Goal
Track down the lines that contain "will" and copy them.
··· Records
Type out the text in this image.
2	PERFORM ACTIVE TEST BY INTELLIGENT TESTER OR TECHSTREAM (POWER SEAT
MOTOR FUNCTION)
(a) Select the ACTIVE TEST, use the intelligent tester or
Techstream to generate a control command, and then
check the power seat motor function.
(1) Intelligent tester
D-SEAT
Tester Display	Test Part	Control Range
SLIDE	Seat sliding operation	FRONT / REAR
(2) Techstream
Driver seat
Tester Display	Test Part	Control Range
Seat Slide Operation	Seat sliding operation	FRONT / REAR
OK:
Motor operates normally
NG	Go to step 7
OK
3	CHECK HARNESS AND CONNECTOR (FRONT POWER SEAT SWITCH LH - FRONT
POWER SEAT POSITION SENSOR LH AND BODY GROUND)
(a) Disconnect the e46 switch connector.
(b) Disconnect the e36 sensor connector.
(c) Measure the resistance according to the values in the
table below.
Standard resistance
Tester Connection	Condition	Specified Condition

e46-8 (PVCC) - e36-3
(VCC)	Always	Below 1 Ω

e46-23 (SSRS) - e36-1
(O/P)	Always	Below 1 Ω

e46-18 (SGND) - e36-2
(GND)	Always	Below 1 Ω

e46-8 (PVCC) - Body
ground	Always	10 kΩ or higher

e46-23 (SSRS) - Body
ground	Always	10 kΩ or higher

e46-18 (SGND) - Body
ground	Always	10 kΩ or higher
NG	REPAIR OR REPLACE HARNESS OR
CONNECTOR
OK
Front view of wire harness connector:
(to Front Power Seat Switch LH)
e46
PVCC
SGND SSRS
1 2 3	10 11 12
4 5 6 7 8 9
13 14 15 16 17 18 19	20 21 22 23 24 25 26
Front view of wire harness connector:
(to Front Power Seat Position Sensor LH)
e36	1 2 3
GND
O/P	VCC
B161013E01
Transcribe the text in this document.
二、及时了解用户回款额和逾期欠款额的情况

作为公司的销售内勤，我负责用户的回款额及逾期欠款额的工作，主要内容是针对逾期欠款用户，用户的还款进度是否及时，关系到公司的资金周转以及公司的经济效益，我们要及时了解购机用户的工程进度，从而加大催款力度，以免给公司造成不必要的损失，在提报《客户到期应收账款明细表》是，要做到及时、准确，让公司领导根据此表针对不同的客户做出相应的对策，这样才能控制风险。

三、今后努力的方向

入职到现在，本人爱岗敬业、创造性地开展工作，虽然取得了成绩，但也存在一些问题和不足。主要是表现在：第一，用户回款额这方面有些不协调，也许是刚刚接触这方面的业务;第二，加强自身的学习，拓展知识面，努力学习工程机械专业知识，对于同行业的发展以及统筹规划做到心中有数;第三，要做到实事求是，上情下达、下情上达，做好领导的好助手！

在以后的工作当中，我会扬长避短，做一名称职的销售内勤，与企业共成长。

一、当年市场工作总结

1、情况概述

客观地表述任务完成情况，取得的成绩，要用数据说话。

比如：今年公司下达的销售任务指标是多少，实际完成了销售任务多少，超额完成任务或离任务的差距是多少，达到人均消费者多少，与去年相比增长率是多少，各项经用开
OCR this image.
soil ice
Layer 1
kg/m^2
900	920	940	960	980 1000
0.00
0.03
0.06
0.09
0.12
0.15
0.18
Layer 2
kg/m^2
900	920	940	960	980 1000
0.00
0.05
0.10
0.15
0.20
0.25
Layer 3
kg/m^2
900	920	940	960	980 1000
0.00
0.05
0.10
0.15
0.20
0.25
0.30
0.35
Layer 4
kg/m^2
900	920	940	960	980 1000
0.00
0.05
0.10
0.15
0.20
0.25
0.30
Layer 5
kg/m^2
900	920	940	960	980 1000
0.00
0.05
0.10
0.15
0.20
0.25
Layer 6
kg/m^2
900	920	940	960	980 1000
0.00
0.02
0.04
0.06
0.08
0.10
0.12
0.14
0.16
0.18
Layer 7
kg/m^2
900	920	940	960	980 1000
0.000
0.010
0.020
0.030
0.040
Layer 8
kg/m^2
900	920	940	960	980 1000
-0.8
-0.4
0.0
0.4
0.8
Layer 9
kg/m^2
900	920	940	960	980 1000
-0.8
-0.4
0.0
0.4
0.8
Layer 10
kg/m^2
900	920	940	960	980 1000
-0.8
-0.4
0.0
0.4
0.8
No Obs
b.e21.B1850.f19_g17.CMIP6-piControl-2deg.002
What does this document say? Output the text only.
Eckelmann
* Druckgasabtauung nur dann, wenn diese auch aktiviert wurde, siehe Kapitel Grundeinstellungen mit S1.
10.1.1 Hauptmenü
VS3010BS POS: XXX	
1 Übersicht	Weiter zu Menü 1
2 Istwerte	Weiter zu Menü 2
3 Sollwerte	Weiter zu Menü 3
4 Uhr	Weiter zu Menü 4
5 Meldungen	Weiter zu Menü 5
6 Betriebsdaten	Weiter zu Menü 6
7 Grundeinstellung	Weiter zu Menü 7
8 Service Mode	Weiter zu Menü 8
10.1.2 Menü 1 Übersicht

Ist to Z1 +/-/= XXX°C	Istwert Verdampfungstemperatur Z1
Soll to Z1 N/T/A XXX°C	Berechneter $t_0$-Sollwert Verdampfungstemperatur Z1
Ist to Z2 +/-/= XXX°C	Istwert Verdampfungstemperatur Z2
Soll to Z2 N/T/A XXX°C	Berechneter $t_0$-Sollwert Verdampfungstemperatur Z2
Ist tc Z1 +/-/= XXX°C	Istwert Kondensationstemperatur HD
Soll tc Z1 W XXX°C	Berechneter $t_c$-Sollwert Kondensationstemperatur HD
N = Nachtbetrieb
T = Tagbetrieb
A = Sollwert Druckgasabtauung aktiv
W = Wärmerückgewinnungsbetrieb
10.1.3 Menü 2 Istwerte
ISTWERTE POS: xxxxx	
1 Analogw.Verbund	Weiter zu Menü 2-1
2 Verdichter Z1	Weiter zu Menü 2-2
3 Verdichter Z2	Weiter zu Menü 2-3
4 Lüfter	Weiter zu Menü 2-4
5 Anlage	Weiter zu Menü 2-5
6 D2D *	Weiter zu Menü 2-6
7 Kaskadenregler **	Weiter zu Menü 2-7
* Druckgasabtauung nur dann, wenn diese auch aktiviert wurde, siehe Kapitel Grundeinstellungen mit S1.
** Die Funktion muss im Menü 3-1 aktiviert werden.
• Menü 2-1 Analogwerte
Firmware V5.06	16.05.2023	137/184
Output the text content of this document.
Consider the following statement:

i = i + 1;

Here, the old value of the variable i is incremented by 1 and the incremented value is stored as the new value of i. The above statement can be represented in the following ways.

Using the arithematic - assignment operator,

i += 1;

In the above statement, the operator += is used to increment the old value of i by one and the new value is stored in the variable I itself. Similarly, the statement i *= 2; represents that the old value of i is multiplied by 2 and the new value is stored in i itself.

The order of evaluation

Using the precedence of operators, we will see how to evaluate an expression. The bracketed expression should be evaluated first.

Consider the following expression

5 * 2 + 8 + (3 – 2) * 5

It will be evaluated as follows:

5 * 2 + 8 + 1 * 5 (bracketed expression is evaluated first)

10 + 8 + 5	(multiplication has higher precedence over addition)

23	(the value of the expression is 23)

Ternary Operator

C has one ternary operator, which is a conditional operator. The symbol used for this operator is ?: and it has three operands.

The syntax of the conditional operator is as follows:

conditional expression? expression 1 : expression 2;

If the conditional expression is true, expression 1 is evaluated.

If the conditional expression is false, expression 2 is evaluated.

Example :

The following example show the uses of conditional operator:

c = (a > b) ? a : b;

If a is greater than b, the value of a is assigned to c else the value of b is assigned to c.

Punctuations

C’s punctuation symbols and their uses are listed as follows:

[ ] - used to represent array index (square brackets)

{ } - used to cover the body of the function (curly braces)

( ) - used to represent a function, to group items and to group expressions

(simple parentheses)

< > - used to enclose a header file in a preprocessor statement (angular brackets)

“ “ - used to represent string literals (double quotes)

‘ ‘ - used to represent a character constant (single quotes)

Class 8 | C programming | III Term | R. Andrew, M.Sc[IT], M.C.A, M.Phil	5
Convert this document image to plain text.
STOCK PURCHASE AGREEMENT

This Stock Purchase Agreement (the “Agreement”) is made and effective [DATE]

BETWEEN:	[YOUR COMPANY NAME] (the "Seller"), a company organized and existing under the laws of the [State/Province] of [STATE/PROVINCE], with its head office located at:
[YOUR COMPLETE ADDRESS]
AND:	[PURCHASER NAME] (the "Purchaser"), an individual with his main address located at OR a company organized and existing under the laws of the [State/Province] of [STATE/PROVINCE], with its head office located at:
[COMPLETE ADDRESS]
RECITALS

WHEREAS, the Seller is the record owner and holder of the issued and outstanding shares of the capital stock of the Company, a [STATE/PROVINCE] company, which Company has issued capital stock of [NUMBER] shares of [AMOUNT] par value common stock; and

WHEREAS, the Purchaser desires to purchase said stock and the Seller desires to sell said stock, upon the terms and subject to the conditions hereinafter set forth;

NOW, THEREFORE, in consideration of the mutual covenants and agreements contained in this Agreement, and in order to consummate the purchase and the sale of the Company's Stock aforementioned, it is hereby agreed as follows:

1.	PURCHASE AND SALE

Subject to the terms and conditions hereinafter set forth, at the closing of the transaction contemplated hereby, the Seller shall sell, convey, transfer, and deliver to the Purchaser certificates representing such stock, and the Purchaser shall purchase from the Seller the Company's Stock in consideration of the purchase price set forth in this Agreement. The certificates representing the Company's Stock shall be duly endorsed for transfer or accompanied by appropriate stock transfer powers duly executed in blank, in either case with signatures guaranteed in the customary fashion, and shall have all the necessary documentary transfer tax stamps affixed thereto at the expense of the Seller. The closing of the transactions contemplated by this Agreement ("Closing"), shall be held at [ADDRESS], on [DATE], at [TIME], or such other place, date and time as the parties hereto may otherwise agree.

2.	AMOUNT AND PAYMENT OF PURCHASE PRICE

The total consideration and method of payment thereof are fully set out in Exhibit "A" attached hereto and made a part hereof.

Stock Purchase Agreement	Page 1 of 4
······
Task response
Using the precedence of operators, we will see how to evaluate an expression. The bracketed expression should be evaluated first.
It will be evaluated as follows:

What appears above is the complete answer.